(The problem): Return the entries below in their exact form, leaving the pictures out.

(Input data):

★ ★ ★

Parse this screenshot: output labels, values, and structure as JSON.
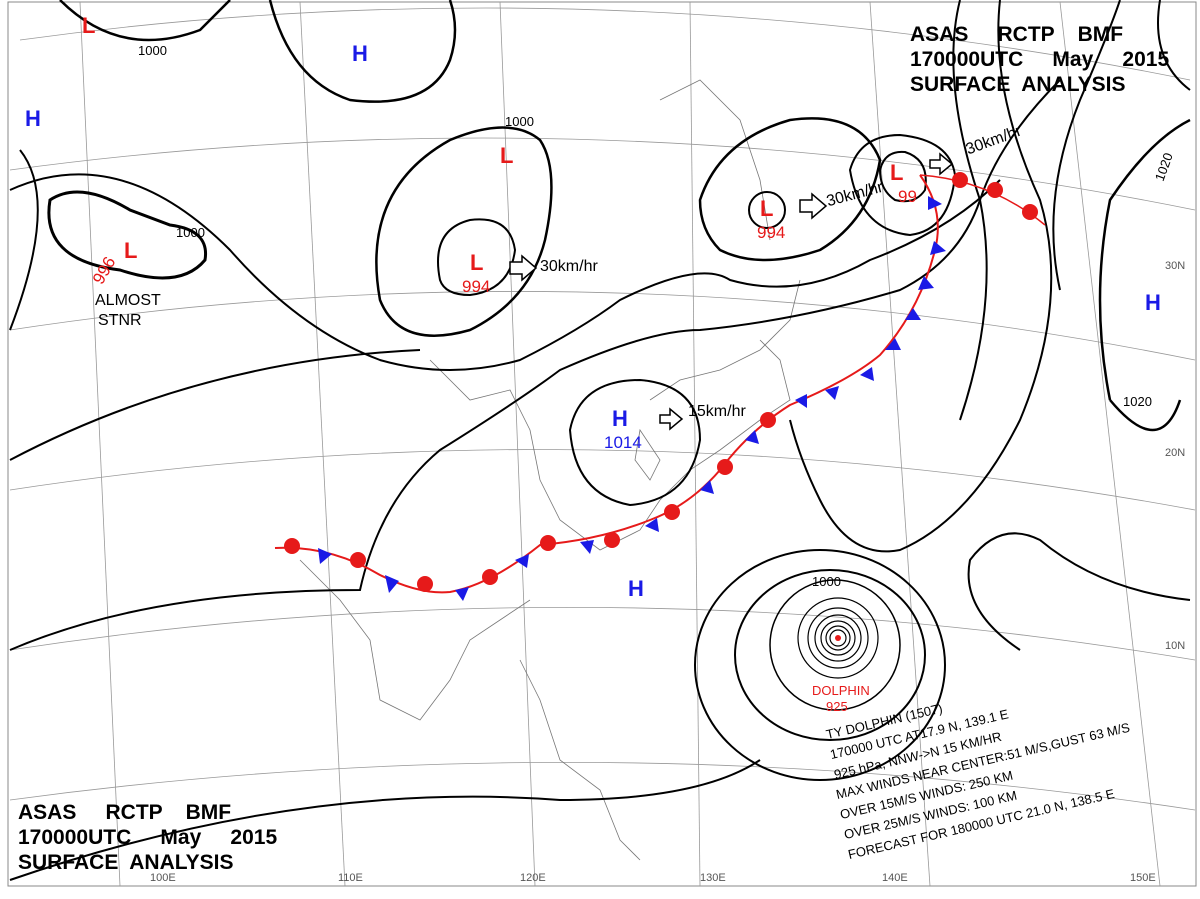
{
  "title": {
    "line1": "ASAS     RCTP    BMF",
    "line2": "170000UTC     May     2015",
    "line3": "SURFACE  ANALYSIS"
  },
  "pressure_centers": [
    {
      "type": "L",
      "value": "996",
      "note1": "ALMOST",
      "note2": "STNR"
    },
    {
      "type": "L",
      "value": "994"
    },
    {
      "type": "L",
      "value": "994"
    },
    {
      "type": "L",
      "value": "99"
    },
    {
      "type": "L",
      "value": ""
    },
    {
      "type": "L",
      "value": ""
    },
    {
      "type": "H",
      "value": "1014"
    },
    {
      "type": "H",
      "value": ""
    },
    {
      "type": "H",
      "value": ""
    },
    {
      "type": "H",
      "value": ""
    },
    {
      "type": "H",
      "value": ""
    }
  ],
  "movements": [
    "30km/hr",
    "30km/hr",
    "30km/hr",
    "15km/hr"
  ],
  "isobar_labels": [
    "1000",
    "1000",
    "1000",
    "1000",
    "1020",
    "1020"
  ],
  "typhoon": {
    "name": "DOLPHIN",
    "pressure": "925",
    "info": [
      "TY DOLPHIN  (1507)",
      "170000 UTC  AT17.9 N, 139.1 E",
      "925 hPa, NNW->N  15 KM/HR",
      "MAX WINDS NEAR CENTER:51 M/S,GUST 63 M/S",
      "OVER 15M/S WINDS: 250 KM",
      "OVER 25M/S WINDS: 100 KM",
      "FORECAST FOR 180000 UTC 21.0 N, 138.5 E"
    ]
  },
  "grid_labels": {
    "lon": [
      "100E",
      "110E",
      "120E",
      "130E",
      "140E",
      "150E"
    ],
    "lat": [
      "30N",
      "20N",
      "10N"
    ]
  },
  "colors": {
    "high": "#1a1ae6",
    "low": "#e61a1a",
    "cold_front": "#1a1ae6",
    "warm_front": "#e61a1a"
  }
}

★ ★ ★

(Complete response):
Parse this screenshot: output labels, values, and structure as JSON.
{
  "title": {
    "line1": "ASAS     RCTP    BMF",
    "line2": "170000UTC     May     2015",
    "line3": "SURFACE  ANALYSIS"
  },
  "pressure_centers": [
    {
      "type": "L",
      "value": "996",
      "note1": "ALMOST",
      "note2": "STNR"
    },
    {
      "type": "L",
      "value": "994"
    },
    {
      "type": "L",
      "value": "994"
    },
    {
      "type": "L",
      "value": "99"
    },
    {
      "type": "L",
      "value": ""
    },
    {
      "type": "L",
      "value": ""
    },
    {
      "type": "H",
      "value": "1014"
    },
    {
      "type": "H",
      "value": ""
    },
    {
      "type": "H",
      "value": ""
    },
    {
      "type": "H",
      "value": ""
    },
    {
      "type": "H",
      "value": ""
    }
  ],
  "movements": [
    "30km/hr",
    "30km/hr",
    "30km/hr",
    "15km/hr"
  ],
  "isobar_labels": [
    "1000",
    "1000",
    "1000",
    "1000",
    "1020",
    "1020"
  ],
  "typhoon": {
    "name": "DOLPHIN",
    "pressure": "925",
    "info": [
      "TY DOLPHIN  (1507)",
      "170000 UTC  AT17.9 N, 139.1 E",
      "925 hPa, NNW->N  15 KM/HR",
      "MAX WINDS NEAR CENTER:51 M/S,GUST 63 M/S",
      "OVER 15M/S WINDS: 250 KM",
      "OVER 25M/S WINDS: 100 KM",
      "FORECAST FOR 180000 UTC 21.0 N, 138.5 E"
    ]
  },
  "grid_labels": {
    "lon": [
      "100E",
      "110E",
      "120E",
      "130E",
      "140E",
      "150E"
    ],
    "lat": [
      "30N",
      "20N",
      "10N"
    ]
  },
  "colors": {
    "high": "#1a1ae6",
    "low": "#e61a1a",
    "cold_front": "#1a1ae6",
    "warm_front": "#e61a1a"
  }
}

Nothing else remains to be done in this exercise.